→ Exercise goal
Copy each line below holding "Parse".

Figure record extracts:
+===+
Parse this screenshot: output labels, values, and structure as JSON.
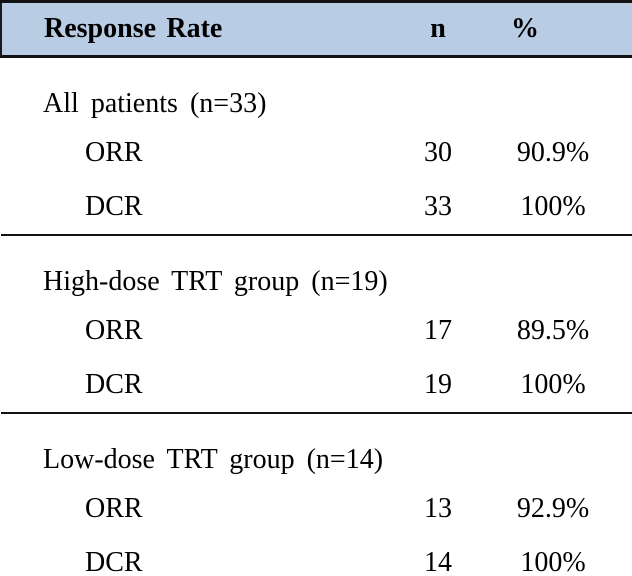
{
  "table": {
    "header": {
      "label": "Response Rate",
      "n": "n",
      "pct": "%"
    },
    "sections": [
      {
        "label": "All patients (n=33)",
        "rows": [
          {
            "name": "ORR",
            "n": "30",
            "pct": "90.9%"
          },
          {
            "name": "DCR",
            "n": "33",
            "pct": "100%"
          }
        ]
      },
      {
        "label": "High-dose TRT group (n=19)",
        "rows": [
          {
            "name": "ORR",
            "n": "17",
            "pct": "89.5%"
          },
          {
            "name": "DCR",
            "n": "19",
            "pct": "100%"
          }
        ]
      },
      {
        "label": "Low-dose TRT group (n=14)",
        "rows": [
          {
            "name": "ORR",
            "n": "13",
            "pct": "92.9%"
          },
          {
            "name": "DCR",
            "n": "14",
            "pct": "100%"
          }
        ]
      }
    ],
    "colors": {
      "header_bg": "#b8cce4",
      "rule": "#121212",
      "text": "#000000"
    }
  }
}
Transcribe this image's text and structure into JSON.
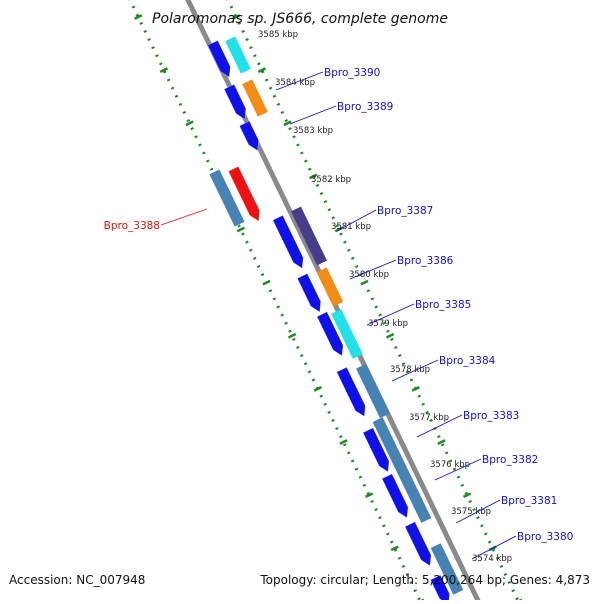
{
  "title": "Polaromonas sp. JS666, complete genome",
  "accession_text": "Accession: NC_007948",
  "topology_text": "Topology: circular; Length: 5,200,264 bp; Genes: 4,873",
  "colors": {
    "backbone": "#8a8a8a",
    "tick_track": "#1f8a1f",
    "label_forward": "#1010cc",
    "label_reverse": "#dd1111",
    "blue": "#1010e8",
    "cyan": "#22e0e8",
    "orange": "#f28c14",
    "steel": "#4682b4",
    "gray": "#a8a8b8",
    "slate": "#483d8b",
    "red": "#ee1111"
  },
  "kbp_ticks": [
    "3585 kbp",
    "3584 kbp",
    "3583 kbp",
    "3582 kbp",
    "3581 kbp",
    "3580 kbp",
    "3579 kbp",
    "3578 kbp",
    "3577 kbp",
    "3576 kbp",
    "3575 kbp",
    "3574 kbp"
  ],
  "gene_labels": [
    "Bpro_3390",
    "Bpro_3389",
    "Bpro_3388",
    "Bpro_3387",
    "Bpro_3386",
    "Bpro_3385",
    "Bpro_3384",
    "Bpro_3383",
    "Bpro_3382",
    "Bpro_3381",
    "Bpro_3380"
  ]
}
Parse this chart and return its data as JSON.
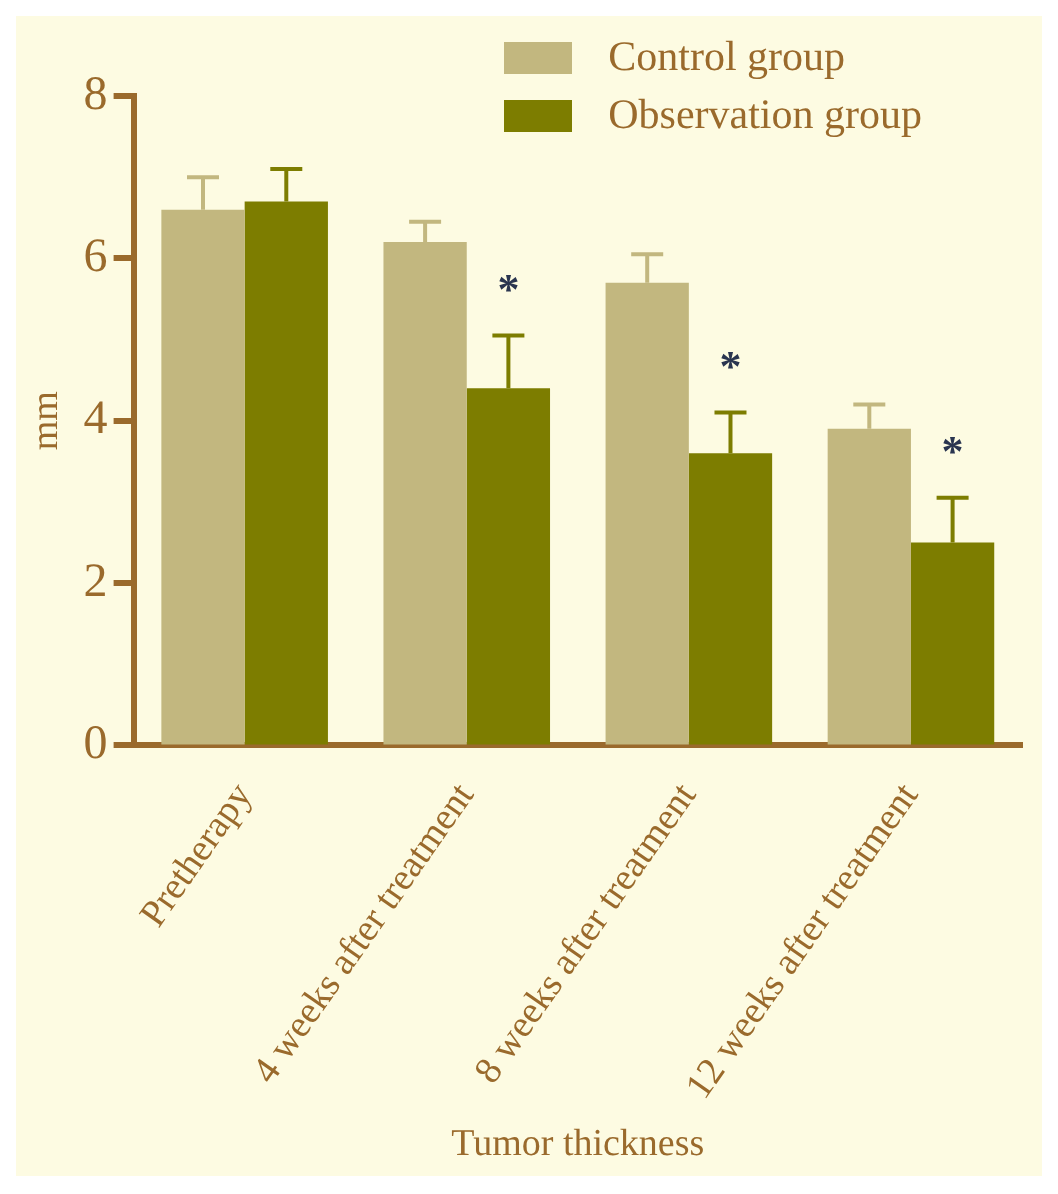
{
  "chart_data": {
    "type": "bar",
    "xlabel": "Tumor thickness",
    "ylabel": "mm",
    "categories": [
      "Pretherapy",
      "4 weeks after treatment",
      "8 weeks after treatment",
      "12 weeks after treatment"
    ],
    "series": [
      {
        "name": "Control group",
        "color": "#c2b77f",
        "values": [
          6.6,
          6.2,
          5.7,
          3.9
        ],
        "errors": [
          [
            6.6,
            7.0
          ],
          [
            6.2,
            6.45
          ],
          [
            5.7,
            6.05
          ],
          [
            3.9,
            4.2
          ]
        ]
      },
      {
        "name": "Observation group",
        "color": "#7d7d00",
        "values": [
          6.7,
          4.4,
          3.6,
          2.5
        ],
        "errors": [
          [
            6.7,
            7.1
          ],
          [
            4.4,
            5.05
          ],
          [
            3.6,
            4.1
          ],
          [
            2.5,
            3.05
          ]
        ]
      }
    ],
    "annotations": [
      {
        "text": "*",
        "x": "4 weeks after treatment",
        "y": 5.7
      },
      {
        "text": "*",
        "x": "8 weeks after treatment",
        "y": 4.75
      },
      {
        "text": "*",
        "x": "12 weeks after treatment",
        "y": 3.7
      }
    ],
    "ylim": [
      0,
      8
    ],
    "yticks": [
      0,
      2,
      4,
      6,
      8
    ],
    "grid": false,
    "legend": "top right"
  }
}
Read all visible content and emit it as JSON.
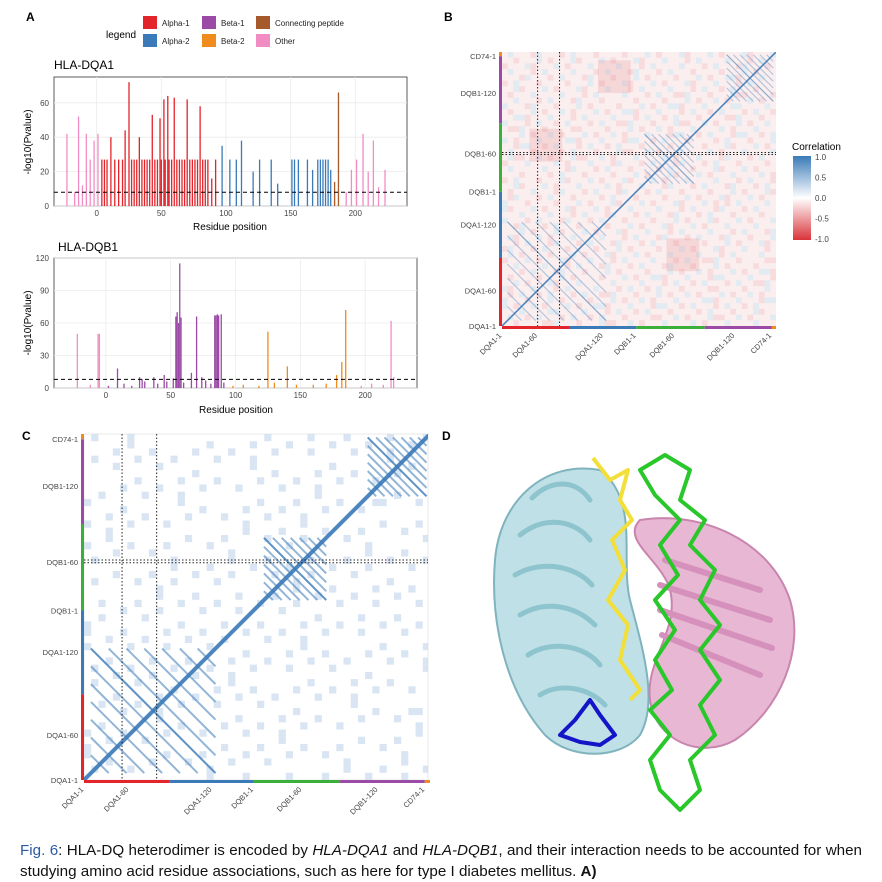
{
  "panel_labels": {
    "a": "A",
    "b": "B",
    "c": "C",
    "d": "D"
  },
  "legend": {
    "title": "legend",
    "items": [
      {
        "label": "Alpha-1",
        "color": "#e3242b"
      },
      {
        "label": "Alpha-2",
        "color": "#3a7ab8"
      },
      {
        "label": "Beta-1",
        "color": "#9b4ba6"
      },
      {
        "label": "Beta-2",
        "color": "#f08c1e"
      },
      {
        "label": "Connecting peptide",
        "color": "#a65a2c"
      },
      {
        "label": "Other",
        "color": "#f28dc4"
      }
    ]
  },
  "chart_data": [
    {
      "id": "dqa1",
      "type": "bar",
      "title": "HLA-DQA1",
      "xlabel": "Residue position",
      "ylabel": "-log10(Pvalue)",
      "xlim": [
        -33,
        240
      ],
      "ylim": [
        0,
        75
      ],
      "xticks": [
        0,
        50,
        100,
        150,
        200
      ],
      "yticks": [
        0,
        20,
        40,
        60
      ],
      "threshold": 8,
      "bars": [
        {
          "x": -23,
          "v": 42,
          "r": "Other"
        },
        {
          "x": -17,
          "v": 8,
          "r": "Other"
        },
        {
          "x": -14,
          "v": 52,
          "r": "Other"
        },
        {
          "x": -11,
          "v": 12,
          "r": "Other"
        },
        {
          "x": -8,
          "v": 42,
          "r": "Other"
        },
        {
          "x": -5,
          "v": 27,
          "r": "Other"
        },
        {
          "x": -2,
          "v": 38,
          "r": "Other"
        },
        {
          "x": 1,
          "v": 42,
          "r": "Other"
        },
        {
          "x": 4,
          "v": 27,
          "r": "Alpha-1"
        },
        {
          "x": 6,
          "v": 27,
          "r": "Alpha-1"
        },
        {
          "x": 8,
          "v": 27,
          "r": "Alpha-1"
        },
        {
          "x": 11,
          "v": 40,
          "r": "Alpha-1"
        },
        {
          "x": 14,
          "v": 27,
          "r": "Alpha-1"
        },
        {
          "x": 17,
          "v": 27,
          "r": "Alpha-1"
        },
        {
          "x": 20,
          "v": 27,
          "r": "Alpha-1"
        },
        {
          "x": 22,
          "v": 44,
          "r": "Alpha-1"
        },
        {
          "x": 25,
          "v": 72,
          "r": "Alpha-1"
        },
        {
          "x": 27,
          "v": 27,
          "r": "Alpha-1"
        },
        {
          "x": 29,
          "v": 27,
          "r": "Alpha-1"
        },
        {
          "x": 31,
          "v": 27,
          "r": "Alpha-1"
        },
        {
          "x": 33,
          "v": 40,
          "r": "Alpha-1"
        },
        {
          "x": 35,
          "v": 27,
          "r": "Alpha-1"
        },
        {
          "x": 37,
          "v": 27,
          "r": "Alpha-1"
        },
        {
          "x": 39,
          "v": 27,
          "r": "Alpha-1"
        },
        {
          "x": 41,
          "v": 27,
          "r": "Alpha-1"
        },
        {
          "x": 43,
          "v": 53,
          "r": "Alpha-1"
        },
        {
          "x": 45,
          "v": 27,
          "r": "Alpha-1"
        },
        {
          "x": 47,
          "v": 27,
          "r": "Alpha-1"
        },
        {
          "x": 49,
          "v": 51,
          "r": "Alpha-1"
        },
        {
          "x": 50,
          "v": 27,
          "r": "Alpha-1"
        },
        {
          "x": 52,
          "v": 62,
          "r": "Alpha-1"
        },
        {
          "x": 53,
          "v": 27,
          "r": "Alpha-1"
        },
        {
          "x": 55,
          "v": 64,
          "r": "Alpha-1"
        },
        {
          "x": 56,
          "v": 27,
          "r": "Alpha-1"
        },
        {
          "x": 58,
          "v": 27,
          "r": "Alpha-1"
        },
        {
          "x": 60,
          "v": 63,
          "r": "Alpha-1"
        },
        {
          "x": 62,
          "v": 27,
          "r": "Alpha-1"
        },
        {
          "x": 64,
          "v": 27,
          "r": "Alpha-1"
        },
        {
          "x": 66,
          "v": 27,
          "r": "Alpha-1"
        },
        {
          "x": 68,
          "v": 27,
          "r": "Alpha-1"
        },
        {
          "x": 70,
          "v": 62,
          "r": "Alpha-1"
        },
        {
          "x": 72,
          "v": 27,
          "r": "Alpha-1"
        },
        {
          "x": 74,
          "v": 27,
          "r": "Alpha-1"
        },
        {
          "x": 76,
          "v": 27,
          "r": "Alpha-1"
        },
        {
          "x": 78,
          "v": 27,
          "r": "Alpha-1"
        },
        {
          "x": 80,
          "v": 58,
          "r": "Alpha-1"
        },
        {
          "x": 82,
          "v": 27,
          "r": "Alpha-1"
        },
        {
          "x": 84,
          "v": 27,
          "r": "Alpha-1"
        },
        {
          "x": 86,
          "v": 27,
          "r": "Alpha-1"
        },
        {
          "x": 89,
          "v": 16,
          "r": "Alpha-1"
        },
        {
          "x": 92,
          "v": 27,
          "r": "Alpha-1"
        },
        {
          "x": 97,
          "v": 35,
          "r": "Alpha-2"
        },
        {
          "x": 103,
          "v": 27,
          "r": "Alpha-2"
        },
        {
          "x": 108,
          "v": 27,
          "r": "Alpha-2"
        },
        {
          "x": 112,
          "v": 38,
          "r": "Alpha-2"
        },
        {
          "x": 121,
          "v": 20,
          "r": "Alpha-2"
        },
        {
          "x": 126,
          "v": 27,
          "r": "Alpha-2"
        },
        {
          "x": 135,
          "v": 27,
          "r": "Alpha-2"
        },
        {
          "x": 140,
          "v": 13,
          "r": "Alpha-2"
        },
        {
          "x": 151,
          "v": 27,
          "r": "Alpha-2"
        },
        {
          "x": 153,
          "v": 27,
          "r": "Alpha-2"
        },
        {
          "x": 156,
          "v": 27,
          "r": "Alpha-2"
        },
        {
          "x": 163,
          "v": 27,
          "r": "Alpha-2"
        },
        {
          "x": 167,
          "v": 21,
          "r": "Alpha-2"
        },
        {
          "x": 171,
          "v": 27,
          "r": "Alpha-2"
        },
        {
          "x": 173,
          "v": 27,
          "r": "Alpha-2"
        },
        {
          "x": 175,
          "v": 27,
          "r": "Alpha-2"
        },
        {
          "x": 177,
          "v": 27,
          "r": "Alpha-2"
        },
        {
          "x": 179,
          "v": 27,
          "r": "Alpha-2"
        },
        {
          "x": 181,
          "v": 21,
          "r": "Alpha-2"
        },
        {
          "x": 184,
          "v": 14,
          "r": "Connecting peptide"
        },
        {
          "x": 187,
          "v": 66,
          "r": "Connecting peptide"
        },
        {
          "x": 193,
          "v": 8,
          "r": "Other"
        },
        {
          "x": 197,
          "v": 21,
          "r": "Other"
        },
        {
          "x": 201,
          "v": 27,
          "r": "Other"
        },
        {
          "x": 206,
          "v": 42,
          "r": "Other"
        },
        {
          "x": 210,
          "v": 20,
          "r": "Other"
        },
        {
          "x": 214,
          "v": 38,
          "r": "Other"
        },
        {
          "x": 218,
          "v": 11,
          "r": "Other"
        },
        {
          "x": 223,
          "v": 21,
          "r": "Other"
        }
      ]
    },
    {
      "id": "dqb1",
      "type": "bar",
      "title": "HLA-DQB1",
      "xlabel": "Residue position",
      "ylabel": "-log10(Pvalue)",
      "xlim": [
        -40,
        240
      ],
      "ylim": [
        0,
        120
      ],
      "xticks": [
        0,
        50,
        100,
        150,
        200
      ],
      "yticks": [
        0,
        30,
        60,
        90,
        120
      ],
      "threshold": 8,
      "bars": [
        {
          "x": -22,
          "v": 50,
          "r": "Other"
        },
        {
          "x": -12,
          "v": 3,
          "r": "Other"
        },
        {
          "x": -6,
          "v": 50,
          "r": "Other"
        },
        {
          "x": -5,
          "v": 50,
          "r": "Other"
        },
        {
          "x": 2,
          "v": 2,
          "r": "Beta-1"
        },
        {
          "x": 9,
          "v": 18,
          "r": "Beta-1"
        },
        {
          "x": 14,
          "v": 4,
          "r": "Beta-1"
        },
        {
          "x": 20,
          "v": 2,
          "r": "Beta-1"
        },
        {
          "x": 26,
          "v": 10,
          "r": "Beta-1"
        },
        {
          "x": 28,
          "v": 8,
          "r": "Beta-1"
        },
        {
          "x": 30,
          "v": 6,
          "r": "Beta-1"
        },
        {
          "x": 37,
          "v": 10,
          "r": "Beta-1"
        },
        {
          "x": 40,
          "v": 4,
          "r": "Beta-1"
        },
        {
          "x": 45,
          "v": 12,
          "r": "Beta-1"
        },
        {
          "x": 47,
          "v": 6,
          "r": "Beta-1"
        },
        {
          "x": 52,
          "v": 9,
          "r": "Beta-1"
        },
        {
          "x": 54,
          "v": 66,
          "r": "Beta-1"
        },
        {
          "x": 55,
          "v": 70,
          "r": "Beta-1"
        },
        {
          "x": 56,
          "v": 60,
          "r": "Beta-1"
        },
        {
          "x": 57,
          "v": 115,
          "r": "Beta-1"
        },
        {
          "x": 58,
          "v": 65,
          "r": "Beta-1"
        },
        {
          "x": 60,
          "v": 5,
          "r": "Beta-1"
        },
        {
          "x": 66,
          "v": 14,
          "r": "Beta-1"
        },
        {
          "x": 70,
          "v": 66,
          "r": "Beta-1"
        },
        {
          "x": 74,
          "v": 10,
          "r": "Beta-1"
        },
        {
          "x": 77,
          "v": 7,
          "r": "Beta-1"
        },
        {
          "x": 81,
          "v": 4,
          "r": "Beta-1"
        },
        {
          "x": 84,
          "v": 67,
          "r": "Beta-1"
        },
        {
          "x": 85,
          "v": 67,
          "r": "Beta-1"
        },
        {
          "x": 86,
          "v": 68,
          "r": "Beta-1"
        },
        {
          "x": 87,
          "v": 67,
          "r": "Beta-1"
        },
        {
          "x": 89,
          "v": 68,
          "r": "Beta-1"
        },
        {
          "x": 91,
          "v": 5,
          "r": "Beta-1"
        },
        {
          "x": 98,
          "v": 2,
          "r": "Beta-2"
        },
        {
          "x": 106,
          "v": 3,
          "r": "Beta-2"
        },
        {
          "x": 118,
          "v": 2,
          "r": "Beta-2"
        },
        {
          "x": 125,
          "v": 52,
          "r": "Beta-2"
        },
        {
          "x": 130,
          "v": 5,
          "r": "Beta-2"
        },
        {
          "x": 140,
          "v": 20,
          "r": "Beta-2"
        },
        {
          "x": 147,
          "v": 3,
          "r": "Beta-2"
        },
        {
          "x": 160,
          "v": 3,
          "r": "Beta-2"
        },
        {
          "x": 170,
          "v": 4,
          "r": "Beta-2"
        },
        {
          "x": 178,
          "v": 12,
          "r": "Beta-2"
        },
        {
          "x": 182,
          "v": 24,
          "r": "Beta-2"
        },
        {
          "x": 185,
          "v": 72,
          "r": "Beta-2"
        },
        {
          "x": 197,
          "v": 2,
          "r": "Other"
        },
        {
          "x": 205,
          "v": 4,
          "r": "Other"
        },
        {
          "x": 214,
          "v": 3,
          "r": "Other"
        },
        {
          "x": 220,
          "v": 62,
          "r": "Other"
        },
        {
          "x": 222,
          "v": 10,
          "r": "Other"
        }
      ]
    },
    {
      "id": "corr_b",
      "type": "heatmap",
      "xticks": [
        "DQA1-1",
        "DQA1-60",
        "DQA1-120",
        "DQB1-1",
        "DQB1-60",
        "DQB1-120",
        "CD74-1"
      ],
      "yticks": [
        "DQA1-1",
        "DQA1-60",
        "DQA1-120",
        "DQB1-1",
        "DQB1-60",
        "DQB1-120",
        "CD74-1"
      ],
      "colorbar": {
        "title": "Correlation",
        "ticks": [
          "1.0",
          "0.5",
          "0.0",
          "-0.5",
          "-1.0"
        ],
        "range": [
          -1,
          1
        ]
      }
    },
    {
      "id": "corr_c",
      "type": "heatmap",
      "xticks": [
        "DQA1-1",
        "DQA1-60",
        "DQA1-120",
        "DQB1-1",
        "DQB1-60",
        "DQB1-120",
        "CD74-1"
      ],
      "yticks": [
        "DQA1-1",
        "DQA1-60",
        "DQA1-120",
        "DQB1-1",
        "DQB1-60",
        "DQB1-120",
        "CD74-1"
      ]
    }
  ],
  "caption": {
    "figure_label": "Fig. 6",
    "part1": ": HLA-DQ heterodimer is encoded by ",
    "gene1": "HLA-DQA1",
    "part2": " and ",
    "gene2": "HLA-DQB1",
    "part3": ", and their interaction needs to be accounted for when studying amino acid residue associations, such as here for type I diabetes mellitus. ",
    "tail": "A)"
  }
}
+===+
→ Answer space
Parse this screenshot: output labels, values, and structure as JSON.
Parse this chart and return its data as JSON.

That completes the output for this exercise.